■ WRITTEN TASK: Copy each line of the listing below exactly.
┏━━
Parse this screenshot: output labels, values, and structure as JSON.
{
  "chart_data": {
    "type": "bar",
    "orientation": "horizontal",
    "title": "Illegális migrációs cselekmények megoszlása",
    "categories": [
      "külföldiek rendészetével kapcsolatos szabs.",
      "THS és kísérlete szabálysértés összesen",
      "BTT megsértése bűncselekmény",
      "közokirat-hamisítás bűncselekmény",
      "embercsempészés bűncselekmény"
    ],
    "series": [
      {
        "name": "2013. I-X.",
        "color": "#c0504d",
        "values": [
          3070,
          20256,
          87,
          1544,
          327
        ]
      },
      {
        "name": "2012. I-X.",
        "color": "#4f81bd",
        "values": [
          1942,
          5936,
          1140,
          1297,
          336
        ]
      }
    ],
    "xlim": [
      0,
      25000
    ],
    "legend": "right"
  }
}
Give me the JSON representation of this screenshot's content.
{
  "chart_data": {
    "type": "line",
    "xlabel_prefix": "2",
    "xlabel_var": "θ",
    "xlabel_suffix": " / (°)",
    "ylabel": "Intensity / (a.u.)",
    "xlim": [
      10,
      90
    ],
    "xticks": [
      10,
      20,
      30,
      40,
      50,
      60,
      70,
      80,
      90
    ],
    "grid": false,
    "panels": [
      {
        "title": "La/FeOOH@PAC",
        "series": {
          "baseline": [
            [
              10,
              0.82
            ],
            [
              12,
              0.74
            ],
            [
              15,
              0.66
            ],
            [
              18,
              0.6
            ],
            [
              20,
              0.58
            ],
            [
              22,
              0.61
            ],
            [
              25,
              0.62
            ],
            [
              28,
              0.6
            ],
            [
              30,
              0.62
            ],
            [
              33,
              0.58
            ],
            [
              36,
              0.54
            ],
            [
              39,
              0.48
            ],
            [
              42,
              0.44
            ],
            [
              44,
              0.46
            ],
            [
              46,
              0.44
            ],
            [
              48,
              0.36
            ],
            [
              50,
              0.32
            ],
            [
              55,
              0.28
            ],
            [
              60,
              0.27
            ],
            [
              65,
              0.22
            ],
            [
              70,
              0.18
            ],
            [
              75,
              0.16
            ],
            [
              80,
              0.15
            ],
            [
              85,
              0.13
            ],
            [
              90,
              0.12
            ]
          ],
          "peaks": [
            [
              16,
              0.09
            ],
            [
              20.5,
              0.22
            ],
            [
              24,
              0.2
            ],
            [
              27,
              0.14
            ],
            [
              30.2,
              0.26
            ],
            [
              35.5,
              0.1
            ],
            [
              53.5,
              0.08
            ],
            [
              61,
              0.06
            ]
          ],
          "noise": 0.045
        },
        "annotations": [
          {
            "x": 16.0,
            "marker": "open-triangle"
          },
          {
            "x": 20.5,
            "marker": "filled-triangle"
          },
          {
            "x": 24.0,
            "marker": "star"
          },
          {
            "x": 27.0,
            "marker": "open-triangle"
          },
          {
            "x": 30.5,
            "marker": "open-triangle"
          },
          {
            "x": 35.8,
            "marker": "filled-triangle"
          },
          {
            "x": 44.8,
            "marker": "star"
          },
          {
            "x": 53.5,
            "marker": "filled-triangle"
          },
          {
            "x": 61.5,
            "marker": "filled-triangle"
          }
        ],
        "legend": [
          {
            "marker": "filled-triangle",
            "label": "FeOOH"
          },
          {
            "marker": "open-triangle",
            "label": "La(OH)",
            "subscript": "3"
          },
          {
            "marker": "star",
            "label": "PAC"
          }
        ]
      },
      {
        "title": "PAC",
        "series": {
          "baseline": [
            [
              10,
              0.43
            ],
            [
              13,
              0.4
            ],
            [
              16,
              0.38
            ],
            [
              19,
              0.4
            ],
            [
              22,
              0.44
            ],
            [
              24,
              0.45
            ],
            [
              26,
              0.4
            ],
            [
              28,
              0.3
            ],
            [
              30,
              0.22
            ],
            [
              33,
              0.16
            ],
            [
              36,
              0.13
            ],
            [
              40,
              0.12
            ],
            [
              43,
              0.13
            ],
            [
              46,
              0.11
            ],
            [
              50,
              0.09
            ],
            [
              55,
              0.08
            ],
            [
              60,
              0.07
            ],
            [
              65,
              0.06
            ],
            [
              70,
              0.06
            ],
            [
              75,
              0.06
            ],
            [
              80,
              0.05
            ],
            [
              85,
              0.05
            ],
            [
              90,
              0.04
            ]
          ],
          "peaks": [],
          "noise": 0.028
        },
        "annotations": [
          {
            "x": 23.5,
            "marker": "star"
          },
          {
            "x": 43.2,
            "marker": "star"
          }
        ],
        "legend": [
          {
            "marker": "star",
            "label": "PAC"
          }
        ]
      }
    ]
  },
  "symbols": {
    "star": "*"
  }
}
┗━━
■ SOLUTION FOR THIS PROBLEM:
Parse this screenshot: output labels, values, and structure as JSON.
{
  "chart_data": {
    "type": "bar",
    "orientation": "horizontal",
    "title": "Illegális migrációs cselekmények megoszlása",
    "categories": [
      "külföldiek rendészetével kapcsolatos szabs.",
      "THS és kísérlete szabálysértés összesen",
      "BTT megsértése bűncselekmény",
      "közokirat-hamisítás bűncselekmény",
      "embercsempészés bűncselekmény"
    ],
    "series": [
      {
        "name": "2013. I-X.",
        "color": "#c0504d",
        "values": [
          3070,
          20256,
          87,
          1544,
          327
        ]
      },
      {
        "name": "2012. I-X.",
        "color": "#4f81bd",
        "values": [
          1942,
          5936,
          1140,
          1297,
          336
        ]
      }
    ],
    "xlim": [
      0,
      25000
    ],
    "legend": "right"
  }
}
Give me the JSON representation of this screenshot's content.
{
  "chart_data": {
    "type": "line",
    "xlabel_prefix": "2",
    "xlabel_var": "θ",
    "xlabel_suffix": " / (°)",
    "ylabel": "Intensity / (a.u.)",
    "xlim": [
      10,
      90
    ],
    "xticks": [
      10,
      20,
      30,
      40,
      50,
      60,
      70,
      80,
      90
    ],
    "grid": false,
    "panels": [
      {
        "title": "La/FeOOH@PAC",
        "series": {
          "baseline": [
            [
              10,
              0.82
            ],
            [
              12,
              0.74
            ],
            [
              15,
              0.66
            ],
            [
              18,
              0.6
            ],
            [
              20,
              0.58
            ],
            [
              22,
              0.61
            ],
            [
              25,
              0.62
            ],
            [
              28,
              0.6
            ],
            [
              30,
              0.62
            ],
            [
              33,
              0.58
            ],
            [
              36,
              0.54
            ],
            [
              39,
              0.48
            ],
            [
              42,
              0.44
            ],
            [
              44,
              0.46
            ],
            [
              46,
              0.44
            ],
            [
              48,
              0.36
            ],
            [
              50,
              0.32
            ],
            [
              55,
              0.28
            ],
            [
              60,
              0.27
            ],
            [
              65,
              0.22
            ],
            [
              70,
              0.18
            ],
            [
              75,
              0.16
            ],
            [
              80,
              0.15
            ],
            [
              85,
              0.13
            ],
            [
              90,
              0.12
            ]
          ],
          "peaks": [
            [
              16,
              0.09
            ],
            [
              20.5,
              0.22
            ],
            [
              24,
              0.2
            ],
            [
              27,
              0.14
            ],
            [
              30.2,
              0.26
            ],
            [
              35.5,
              0.1
            ],
            [
              53.5,
              0.08
            ],
            [
              61,
              0.06
            ]
          ],
          "noise": 0.045
        },
        "annotations": [
          {
            "x": 16.0,
            "marker": "open-triangle"
          },
          {
            "x": 20.5,
            "marker": "filled-triangle"
          },
          {
            "x": 24.0,
            "marker": "star"
          },
          {
            "x": 27.0,
            "marker": "open-triangle"
          },
          {
            "x": 30.5,
            "marker": "open-triangle"
          },
          {
            "x": 35.8,
            "marker": "filled-triangle"
          },
          {
            "x": 44.8,
            "marker": "star"
          },
          {
            "x": 53.5,
            "marker": "filled-triangle"
          },
          {
            "x": 61.5,
            "marker": "filled-triangle"
          }
        ],
        "legend": [
          {
            "marker": "filled-triangle",
            "label": "FeOOH"
          },
          {
            "marker": "open-triangle",
            "label": "La(OH)",
            "subscript": "3"
          },
          {
            "marker": "star",
            "label": "PAC"
          }
        ]
      },
      {
        "title": "PAC",
        "series": {
          "baseline": [
            [
              10,
              0.43
            ],
            [
              13,
              0.4
            ],
            [
              16,
              0.38
            ],
            [
              19,
              0.4
            ],
            [
              22,
              0.44
            ],
            [
              24,
              0.45
            ],
            [
              26,
              0.4
            ],
            [
              28,
              0.3
            ],
            [
              30,
              0.22
            ],
            [
              33,
              0.16
            ],
            [
              36,
              0.13
            ],
            [
              40,
              0.12
            ],
            [
              43,
              0.13
            ],
            [
              46,
              0.11
            ],
            [
              50,
              0.09
            ],
            [
              55,
              0.08
            ],
            [
              60,
              0.07
            ],
            [
              65,
              0.06
            ],
            [
              70,
              0.06
            ],
            [
              75,
              0.06
            ],
            [
              80,
              0.05
            ],
            [
              85,
              0.05
            ],
            [
              90,
              0.04
            ]
          ],
          "peaks": [],
          "noise": 0.028
        },
        "annotations": [
          {
            "x": 23.5,
            "marker": "star"
          },
          {
            "x": 43.2,
            "marker": "star"
          }
        ],
        "legend": [
          {
            "marker": "star",
            "label": "PAC"
          }
        ]
      }
    ]
  },
  "symbols": {
    "star": "*"
  }
}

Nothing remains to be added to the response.